What the exercise asks
Send back the data below exactly. Drop every picture.

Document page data
<<<<

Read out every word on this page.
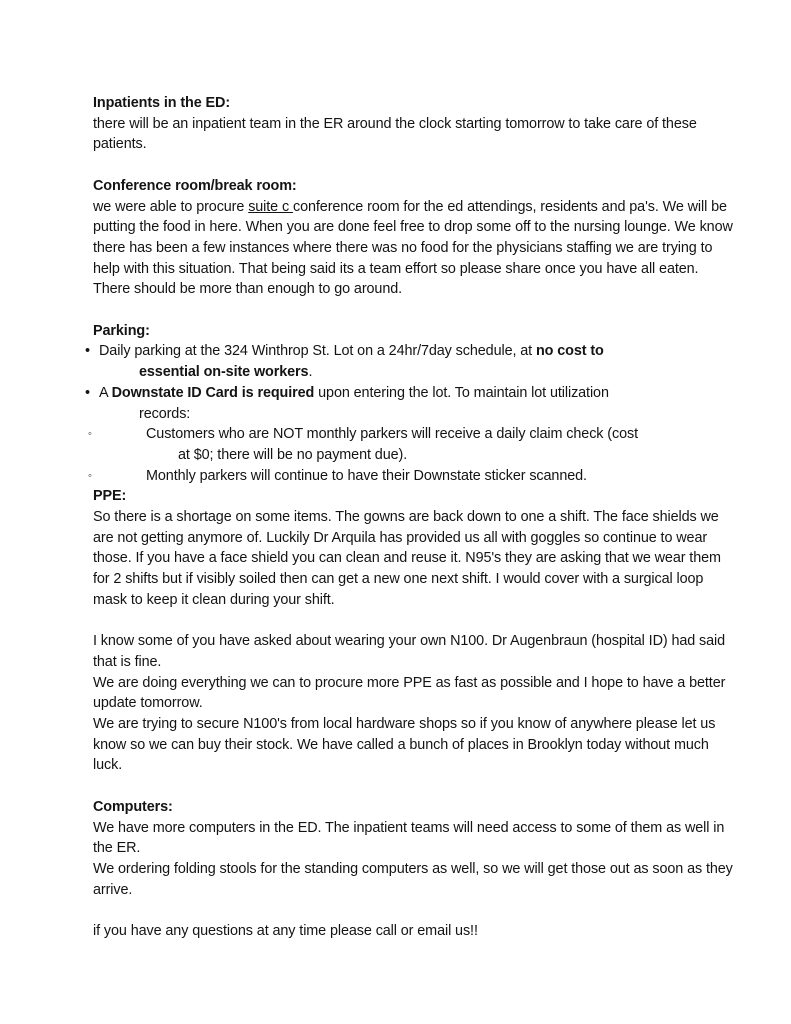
Inpatients in the ED:

there will be an inpatient team in the ER around the clock starting tomorrow to take care of these patients.

Conference room/break room:

we were able to procure suite c conference room for the ed attendings, residents and pa's. We will be putting the food in here. When you are done feel free to drop some off to the nursing lounge. We know there has been a few instances where there was no food for the physicians staffing we are trying to help with this situation. That being said its a team effort so please share once you have all eaten. There should be more than enough to go around.

Parking:
• Daily parking at the 324 Winthrop St. Lot on a 24hr/7day schedule, at no cost to
essential on-site workers.
• A Downstate ID Card is required upon entering the lot. To maintain lot utilization
records:
◦	Customers who are NOT monthly parkers will receive a daily claim check (cost
at $0; there will be no payment due).
◦	Monthly parkers will continue to have their Downstate sticker scanned.
PPE:

So there is a shortage on some items. The gowns are back down to one a shift. The face shields we are not getting anymore of. Luckily Dr Arquila has provided us all with goggles so continue to wear those. If you have a face shield you can clean and reuse it. N95's they are asking that we wear them for 2 shifts but if visibly soiled then can get a new one next shift. I would cover with a surgical loop mask to keep it clean during your shift.

I know some of you have asked about wearing your own N100. Dr Augenbraun (hospital ID) had said that is fine.

We are doing everything we can to procure more PPE as fast as possible and I hope to have a better update tomorrow.

We are trying to secure N100's from local hardware shops so if you know of anywhere please let us know so we can buy their stock. We have called a bunch of places in Brooklyn today without much luck.

Computers:

We have more computers in the ED. The inpatient teams will need access to some of them as well in the ER.

We ordering folding stools for the standing computers as well, so we will get those out as soon as they arrive.

if you have any questions at any time please call or email us!!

>>>>

Solution to this task
Read out every word on this page.
Inpatients in the ED:

there will be an inpatient team in the ER around the clock starting tomorrow to take care of these patients.

Conference room/break room:

we were able to procure suite c conference room for the ed attendings, residents and pa's. We will be putting the food in here. When you are done feel free to drop some off to the nursing lounge. We know there has been a few instances where there was no food for the physicians staffing we are trying to help with this situation. That being said its a team effort so please share once you have all eaten. There should be more than enough to go around.

Parking:
• Daily parking at the 324 Winthrop St. Lot on a 24hr/7day schedule, at no cost to
essential on-site workers.
• A Downstate ID Card is required upon entering the lot. To maintain lot utilization
records:
◦	Customers who are NOT monthly parkers will receive a daily claim check (cost
at $0; there will be no payment due).
◦	Monthly parkers will continue to have their Downstate sticker scanned.
PPE:

So there is a shortage on some items. The gowns are back down to one a shift. The face shields we are not getting anymore of. Luckily Dr Arquila has provided us all with goggles so continue to wear those. If you have a face shield you can clean and reuse it. N95's they are asking that we wear them for 2 shifts but if visibly soiled then can get a new one next shift. I would cover with a surgical loop mask to keep it clean during your shift.

I know some of you have asked about wearing your own N100. Dr Augenbraun (hospital ID) had said that is fine.

We are doing everything we can to procure more PPE as fast as possible and I hope to have a better update tomorrow.

We are trying to secure N100's from local hardware shops so if you know of anywhere please let us know so we can buy their stock. We have called a bunch of places in Brooklyn today without much luck.

Computers:

We have more computers in the ED. The inpatient teams will need access to some of them as well in the ER.

We ordering folding stools for the standing computers as well, so we will get those out as soon as they arrive.

if you have any questions at any time please call or email us!!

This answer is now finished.